Material for this exercise —
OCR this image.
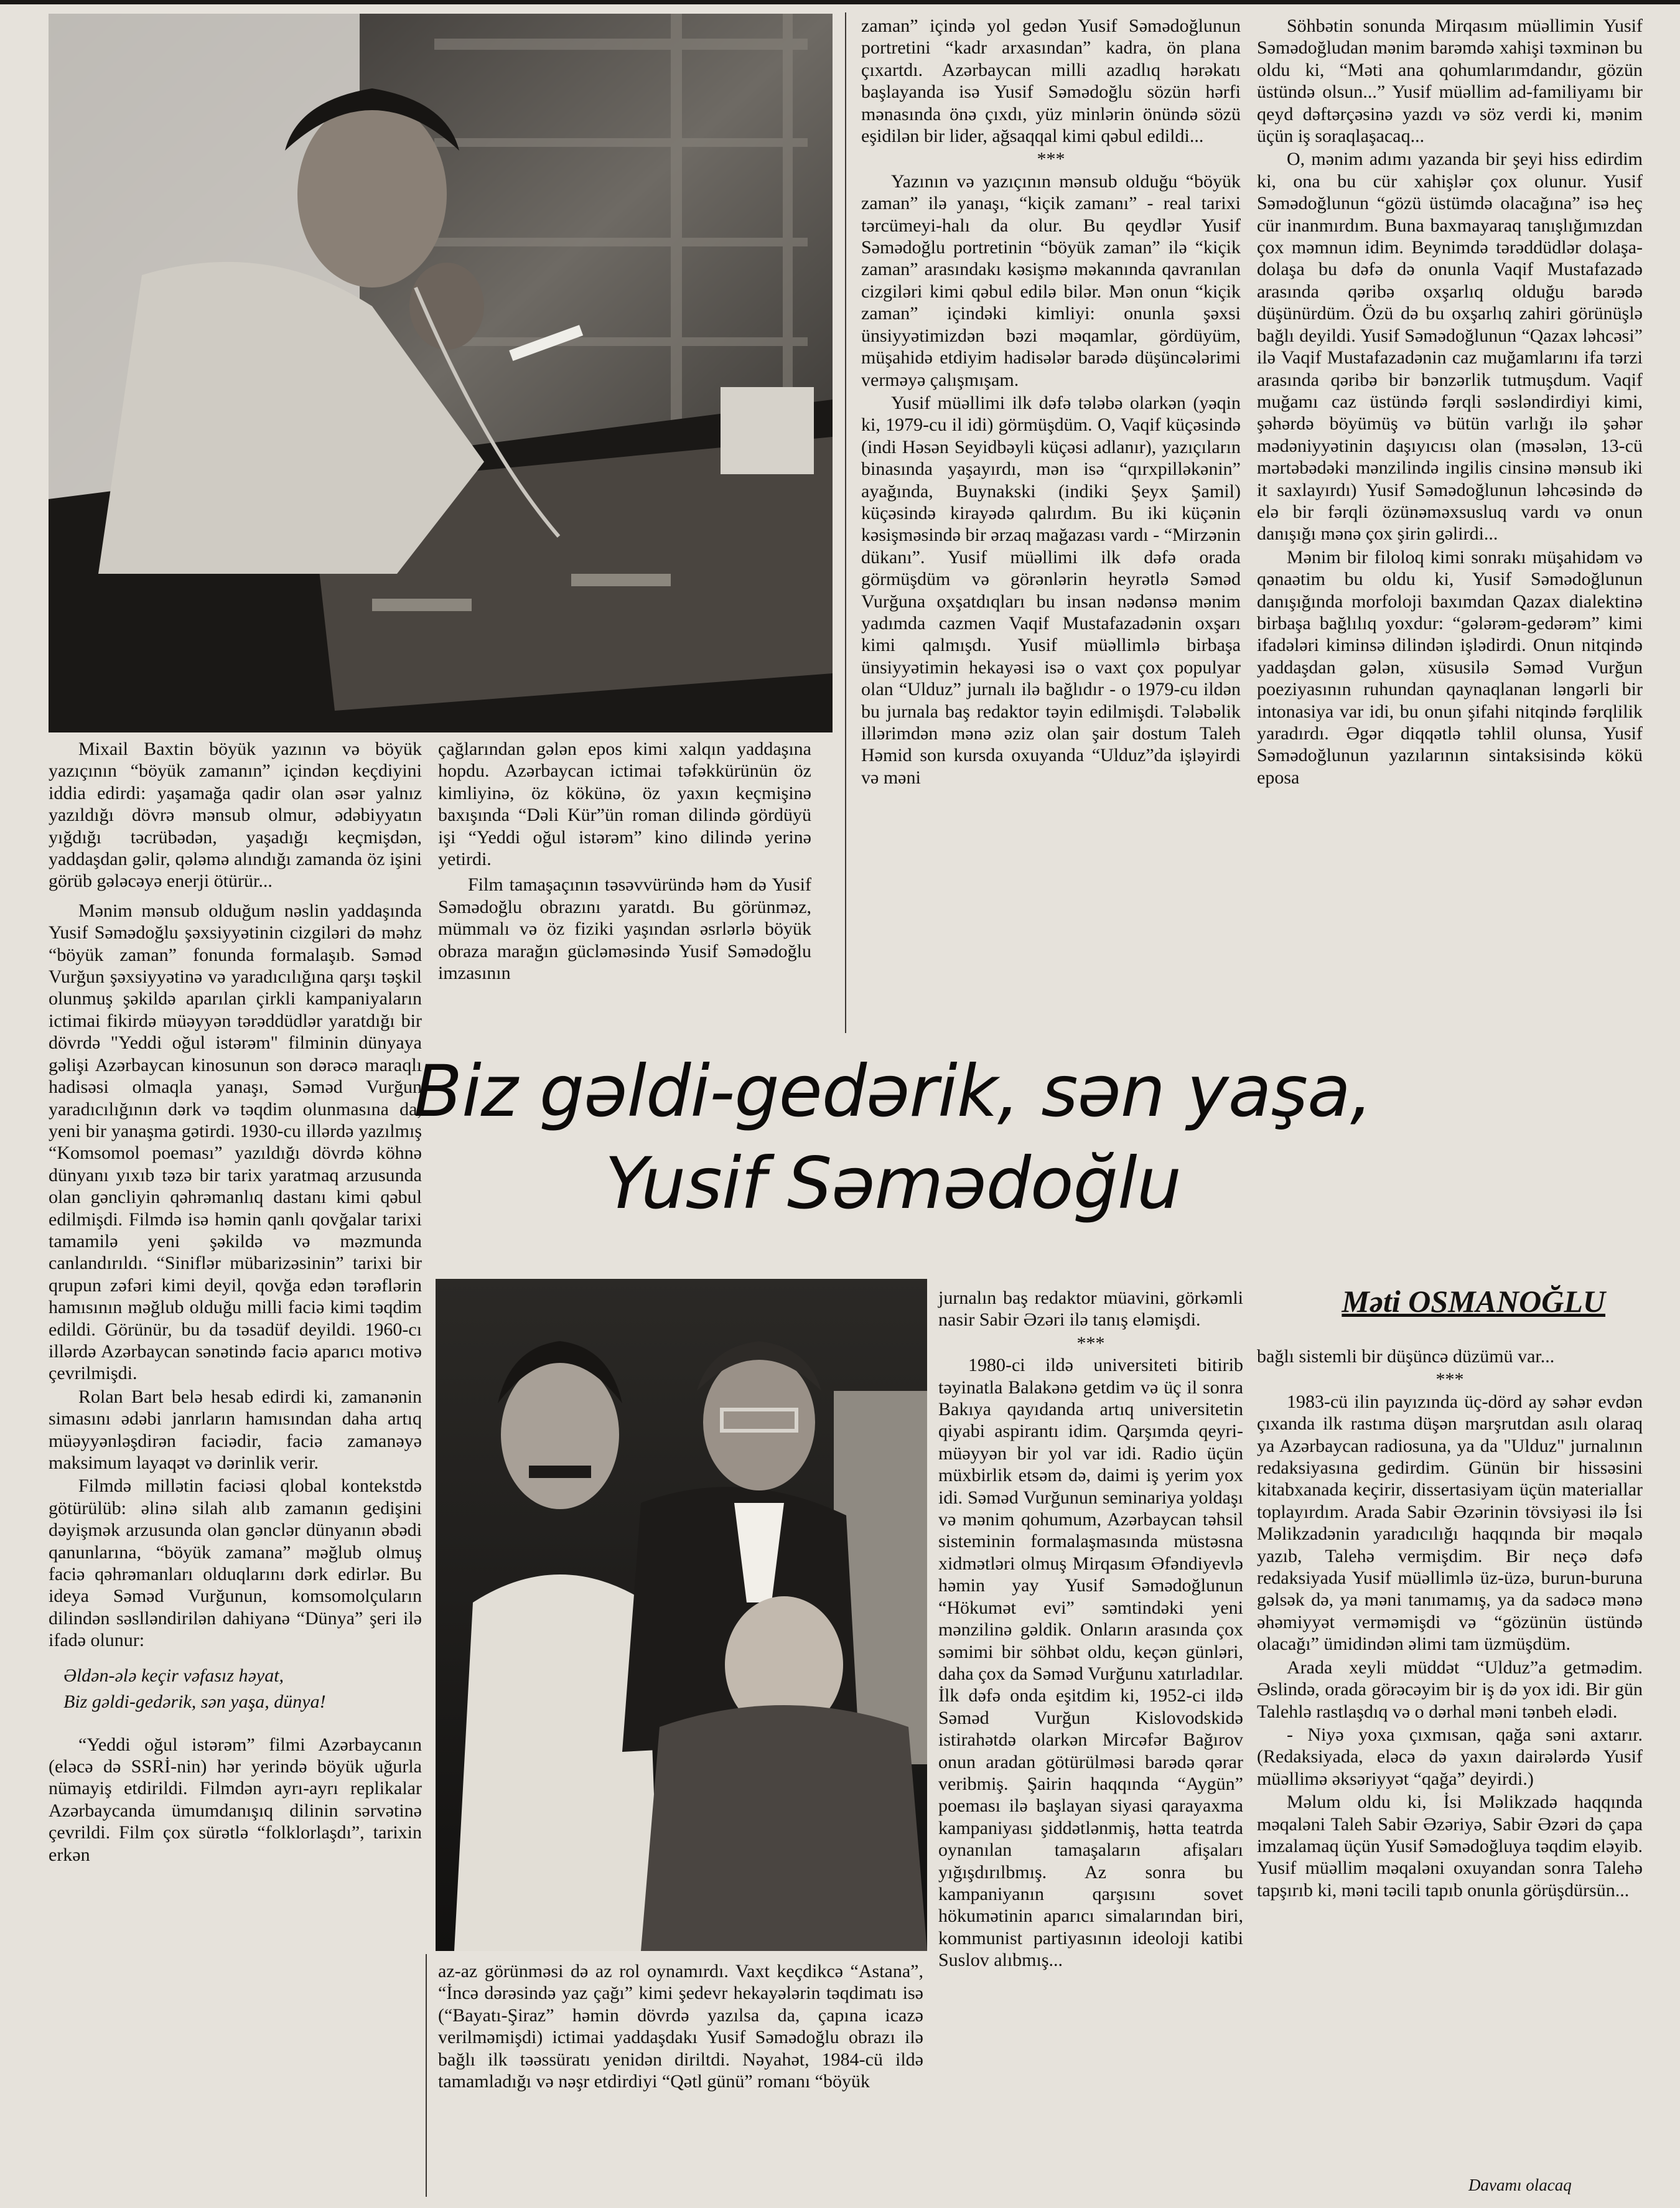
Mixail Baxtin böyük yazının və böyük yazıçının “böyük zamanın” içindən keçdiyini iddia edirdi: yaşamağa qadir olan əsər yalnız yazıldığı dövrə mənsub olmur, ədəbiyyatın yığdığı təcrübədən, yaşadığı keçmişdən, yaddaşdan gəlir, qələmə alındığı zamanda öz işini görüb gələcəyə enerji ötürür...

Mənim mənsub olduğum nəslin yaddaşında Yusif Səmədoğlu şəxsiyyətinin cizgiləri də məhz “böyük zaman” fonunda formalaşıb. Səməd Vurğun şəxsiyyətinə və yaradıcılığına qarşı təşkil olunmuş şəkildə aparılan çirkli kampaniyaların ictimai fikirdə müəyyən tərəddüdlər yaratdığı bir dövrdə "Yeddi oğul istərəm" filminin dünyaya gəlişi Azərbaycan kinosunun son dərəcə maraqlı hadisəsi olmaqla yanaşı, Səməd Vurğun yaradıcılığının dərk və təqdim olunmasına da, yeni bir yanaşma gətirdi. 1930-cu illərdə yazılmış “Komsomol poeması” yazıldığı dövrdə köhnə dünyanı yıxıb təzə bir tarix yaratmaq arzusunda olan gəncliyin qəhrəmanlıq dastanı kimi qəbul edilmişdi. Filmdə isə həmin qanlı qovğalar tarixi tamamilə yeni şəkildə və məzmunda canlandırıldı. “Siniflər mübarizəsinin” tarixi bir qrupun zəfəri kimi deyil, qovğa edən tərəflərin hamısının məğlub olduğu milli faciə kimi təqdim edildi. Görünür, bu da təsadüf deyildi. 1960-cı illərdə Azərbaycan sənətində faciə aparıcı motivə çevrilmişdi.

Rolan Bart belə hesab edirdi ki, zamanənin simasını ədəbi janrların hamısından daha artıq müəyyənləşdirən faciədir, faciə zamanəyə maksimum layaqət və dərinlik verir.

Filmdə millətin faciəsi qlobal kontekstdə götürülüb: əlinə silah alıb zamanın gedişini dəyişmək arzusunda olan gənclər dünyanın əbədi qanunlarına, “böyük zamana” məğlub olmuş faciə qəhrəmanları olduqlarını dərk edirlər. Bu ideya Səməd Vurğunun, komsomolçuların dilindən səslləndirilən dahiyanə “Dünya” şeri ilə ifadə olunur:

Əldən-ələ keçir vəfasız həyat,
Biz gəldi-gedərik, sən yaşa, dünya!

“Yeddi oğul istərəm” filmi Azərbaycanın (eləcə də SSRİ-nin) hər yerində böyük uğurla nümayiş etdirildi. Filmdən ayrı-ayrı replikalar Azərbaycanda ümumdanışıq dilinin sərvətinə çevrildi. Film çox sürətlə “folklorlaşdı”, tarixin erkən

çağlarından gələn epos kimi xalqın yaddaşına hopdu. Azərbaycan ictimai təfəkkürünün öz kimliyinə, öz kökünə, öz yaxın keçmişinə baxışında “Dəli Kür”ün roman dilində gördüyü işi “Yeddi oğul istərəm” kino dilində yerinə yetirdi.

Film tamaşaçının təsəvvüründə həm də Yusif Səmədoğlu obrazını yaratdı. Bu görünməz, mümmalı və öz fiziki yaşından əsrlərlə böyük obraza marağın gücləməsində Yusif Səmədoğlu imzasının

zaman” içində yol gedən Yusif Səmədoğlunun portretini “kadr arxasından” kadra, ön plana çıxartdı. Azərbaycan milli azadlıq hərəkatı başlayanda isə Yusif Səmədoğlu sözün hərfi mənasında önə çıxdı, yüz minlərin önündə sözü eşidilən bir lider, ağsaqqal kimi qəbul edildi...

***

Yazının və yazıçının mənsub olduğu “böyük zaman” ilə yanaşı, “kiçik zamanı” - real tarixi tərcümeyi-halı da olur. Bu qeydlər Yusif Səmədoğlu portretinin “böyük zaman” ilə “kiçik zaman” arasındakı kəsişmə məkanında qavranılan cizgiləri kimi qəbul edilə bilər. Mən onun “kiçik zaman” içindəki kimliyi: onunla şəxsi ünsiyyətimizdən bəzi məqamlar, gördüyüm, müşahidə etdiyim hadisələr barədə düşüncələrimi verməyə çalışmışam.

Yusif müəllimi ilk dəfə tələbə olarkən (yəqin ki, 1979-cu il idi) görmüşdüm. O, Vaqif küçəsində (indi Həsən Seyidbəyli küçəsi adlanır), yazıçıların binasında yaşayırdı, mən isə “qırxpilləkənin” ayağında, Buynakski (indiki Şeyx Şamil) küçəsində kirayədə qalırdım. Bu iki küçənin kəsişməsində bir ərzaq mağazası vardı - “Mirzənin dükanı”. Yusif müəllimi ilk dəfə orada görmüşdüm və görənlərin heyrətlə Səməd Vurğuna oxşatdıqları bu insan nədənsə mənim yadımda cazmen Vaqif Mustafazadənin oxşarı kimi qalmışdı. Yusif müəllimlə birbaşa ünsiyyətimin hekayəsi isə o vaxt çox populyar olan “Ulduz” jurnalı ilə bağlıdır - o 1979-cu ildən bu jurnala baş redaktor təyin edilmişdi. Tələbəlik illərimdən mənə əziz olan şair dostum Taleh Həmid son kursda oxuyanda “Ulduz”da işləyirdi və məni

Söhbətin sonunda Mirqasım müəllimin Yusif Səmədoğludan mənim barəmdə xahişi təxminən bu oldu ki, “Məti ana qohumlarımdandır, gözün üstündə olsun...” Yusif müəllim ad-familiyamı bir qeyd dəftərçəsinə yazdı və söz verdi ki, mənim üçün iş soraqlaşacaq...

O, mənim adımı yazanda bir şeyi hiss edirdim ki, ona bu cür xahişlər çox olunur. Yusif Səmədoğlunun “gözü üstümdə olacağına” isə heç cür inanmırdım. Buna baxmayaraq tanışlığımızdan çox məmnun idim. Beynimdə tərəddüdlər dolaşa-dolaşa bu dəfə də onunla Vaqif Mustafazadə arasında qəribə oxşarlıq olduğu barədə düşünürdüm. Özü də bu oxşarlıq zahiri görünüşlə bağlı deyildi. Yusif Səmədoğlunun “Qazax ləhcəsi” ilə Vaqif Mustafazadənin caz muğamlarını ifa tərzi arasında qəribə bir bənzərlik tutmuşdum. Vaqif muğamı caz üstündə fərqli səsləndirdiyi kimi, şəhərdə böyümüş və bütün varlığı ilə şəhər mədəniyyətinin daşıyıcısı olan (məsələn, 13-cü mərtəbədəki mənzilində ingilis cinsinə mənsub iki it saxlayırdı) Yusif Səmədoğlunun ləhcəsində də elə bir fərqli özünəməxsusluq vardı və onun danışığı mənə çox şirin gəlirdi...

Mənim bir filoloq kimi sonrakı müşahidəm və qənaətim bu oldu ki, Yusif Səmədoğlunun danışığında morfoloji baxımdan Qazax dialektinə birbaşa bağlılıq yoxdur: “gələrəm-gedərəm” kimi ifadələri kiminsə dilindən işlədirdi. Onun nitqində yaddaşdan gələn, xüsusilə Səməd Vurğun poeziyasının ruhundan qaynaqlanan ləngərli bir intonasiya var idi, bu onun şifahi nitqində fərqlilik yaradırdı. Əgər diqqətlə təhlil olunsa, Yusif Səmədoğlunun yazılarının sintaksisində kökü eposa

Biz gəldi-gedərik, sən yaşa,
Yusif Səmədoğlu
Məti OSMANOĞLU

az-az görünməsi də az rol oynamırdı. Vaxt keçdikcə “Astana”, “İncə dərəsində yaz çağı” kimi şedevr hekayələrin təqdimatı isə (“Bayatı-Şiraz” həmin dövrdə yazılsa da, çapına icazə verilməmişdi) ictimai yaddaşdakı Yusif Səmədoğlu obrazı ilə bağlı ilk təəssüratı yenidən diriltdi. Nəyahət, 1984-cü ildə tamamladığı və nəşr etdirdiyi “Qətl günü” romanı “böyük

jurnalın baş redaktor müavini, görkəmli nasir Sabir Əzəri ilə tanış eləmişdi.

***

1980-ci ildə universiteti bitirib təyinatla Balakənə getdim və üç il sonra Bakıya qayıdanda artıq universitetin qiyabi aspirantı idim. Qarşımda qeyri-müəyyən bir yol var idi. Radio üçün müxbirlik etsəm də, daimi iş yerim yox idi. Səməd Vurğunun seminariya yoldaşı və mənim qohumum, Azərbaycan təhsil sisteminin formalaşmasında müstəsna xidmətləri olmuş Mirqasım Əfəndiyevlə həmin yay Yusif Səmədoğlunun “Hökumət evi” səmtindəki yeni mənzilinə gəldik. Onların arasında çox səmimi bir söhbət oldu, keçən günləri, daha çox da Səməd Vurğunu xatırladılar. İlk dəfə onda eşitdim ki, 1952-ci ildə Səməd Vurğun Kislovodskidə istirahətdə olarkən Mircəfər Bağırov onun aradan götürülməsi barədə qərar veribmiş. Şairin haqqında “Aygün” poeması ilə başlayan siyasi qarayaxma kampaniyası şiddətlənmiş, hətta teatrda oynanılan tamaşaların afişaları yığışdırılbmış. Az sonra bu kampaniyanın qarşısını sovet hökumətinin aparıcı simalarından biri, kommunist partiyasının ideoloji katibi Suslov alıbmış...

bağlı sistemli bir düşüncə düzümü var...

***

1983-cü ilin payızında üç-dörd ay səhər evdən çıxanda ilk rastıma düşən marşrutdan asılı olaraq ya Azərbaycan radiosuna, ya da "Ulduz" jurnalının redaksiyasına gedirdim. Günün bir hissəsini kitabxanada keçirir, dissertasiyam üçün materiallar toplayırdım. Arada Sabir Əzərinin tövsiyəsi ilə İsi Məlikzadənin yaradıcılığı haqqında bir məqalə yazıb, Talehə vermişdim. Bir neçə dəfə redaksiyada Yusif müəllimlə üz-üzə, burun-buruna gəlsək də, ya məni tanımamış, ya da sadəcə mənə əhəmiyyət verməmişdi və “gözünün üstündə olacağı” ümidindən əlimi tam üzmüşdüm.

Arada xeyli müddət “Ulduz”a getmədim. Əslində, orada görəcəyim bir iş də yox idi. Bir gün Talehlə rastlaşdıq və o dərhal məni tənbeh elədi.

- Niyə yoxa çıxmısan, qağa səni axtarır. (Redaksiyada, eləcə də yaxın dairələrdə Yusif müəllimə əksəriyyət “qağa” deyirdi.)

Məlum oldu ki, İsi Məlikzadə haqqında məqaləni Taleh Sabir Əzəriyə, Sabir Əzəri də çapa imzalamaq üçün Yusif Səmədoğluya təqdim eləyib. Yusif müəllim məqaləni oxuyandan sonra Talehə tapşırıb ki, məni təcili tapıb onunla görüşdürsün...

Davamı olacaq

The problem —
Examine the entries and report how many of their lines contain the string "gedərik", giving no more than the number.

Finished answer —
2